> [Data records]:
⁂
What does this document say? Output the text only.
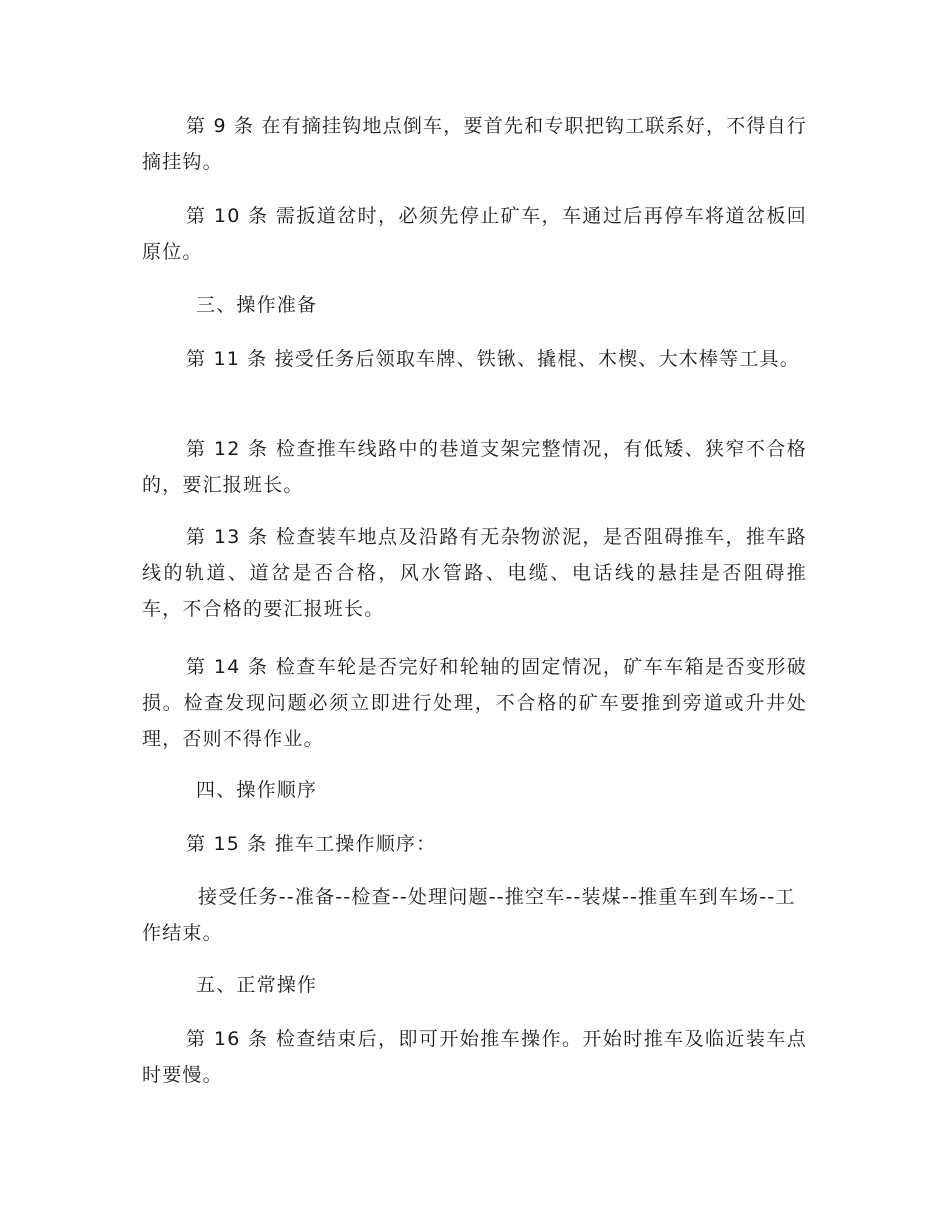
第 9 条 在有摘挂钩地点倒车，要首先和专职把钩工联系好，不得自行摘挂钩。

第 10 条 需扳道岔时，必须先停止矿车，车通过后再停车将道岔板回原位。

三、操作准备

第 11 条 接受任务后领取车牌、铁锹、撬棍、木楔、大木棒等工具。

第 12 条 检查推车线路中的巷道支架完整情况，有低矮、狭窄不合格的，要汇报班长。

第 13 条 检查装车地点及沿路有无杂物淤泥，是否阻碍推车，推车路线的轨道、道岔是否合格，风水管路、电缆、电话线的悬挂是否阻碍推车，不合格的要汇报班长。

第 14 条 检查车轮是否完好和轮轴的固定情况，矿车车箱是否变形破损。检查发现问题必须立即进行处理，不合格的矿车要推到旁道或升井处理，否则不得作业。

四、操作顺序

第 15 条 推车工操作顺序：

接受任务--准备--检查--处理问题--推空车--装煤--推重车到车场--工作结束。

五、正常操作

第 16 条 检查结束后，即可开始推车操作。开始时推车及临近装车点时要慢。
⁂
Return the whole listing, word for word, and leave out every picture.

> [WRITTEN REPLY]:
What does this document say? Output the text only.
第 9 条 在有摘挂钩地点倒车，要首先和专职把钩工联系好，不得自行摘挂钩。

第 10 条 需扳道岔时，必须先停止矿车，车通过后再停车将道岔板回原位。

三、操作准备

第 11 条 接受任务后领取车牌、铁锹、撬棍、木楔、大木棒等工具。

第 12 条 检查推车线路中的巷道支架完整情况，有低矮、狭窄不合格的，要汇报班长。

第 13 条 检查装车地点及沿路有无杂物淤泥，是否阻碍推车，推车路线的轨道、道岔是否合格，风水管路、电缆、电话线的悬挂是否阻碍推车，不合格的要汇报班长。

第 14 条 检查车轮是否完好和轮轴的固定情况，矿车车箱是否变形破损。检查发现问题必须立即进行处理，不合格的矿车要推到旁道或升井处理，否则不得作业。

四、操作顺序

第 15 条 推车工操作顺序：

接受任务--准备--检查--处理问题--推空车--装煤--推重车到车场--工作结束。

五、正常操作

第 16 条 检查结束后，即可开始推车操作。开始时推车及临近装车点时要慢。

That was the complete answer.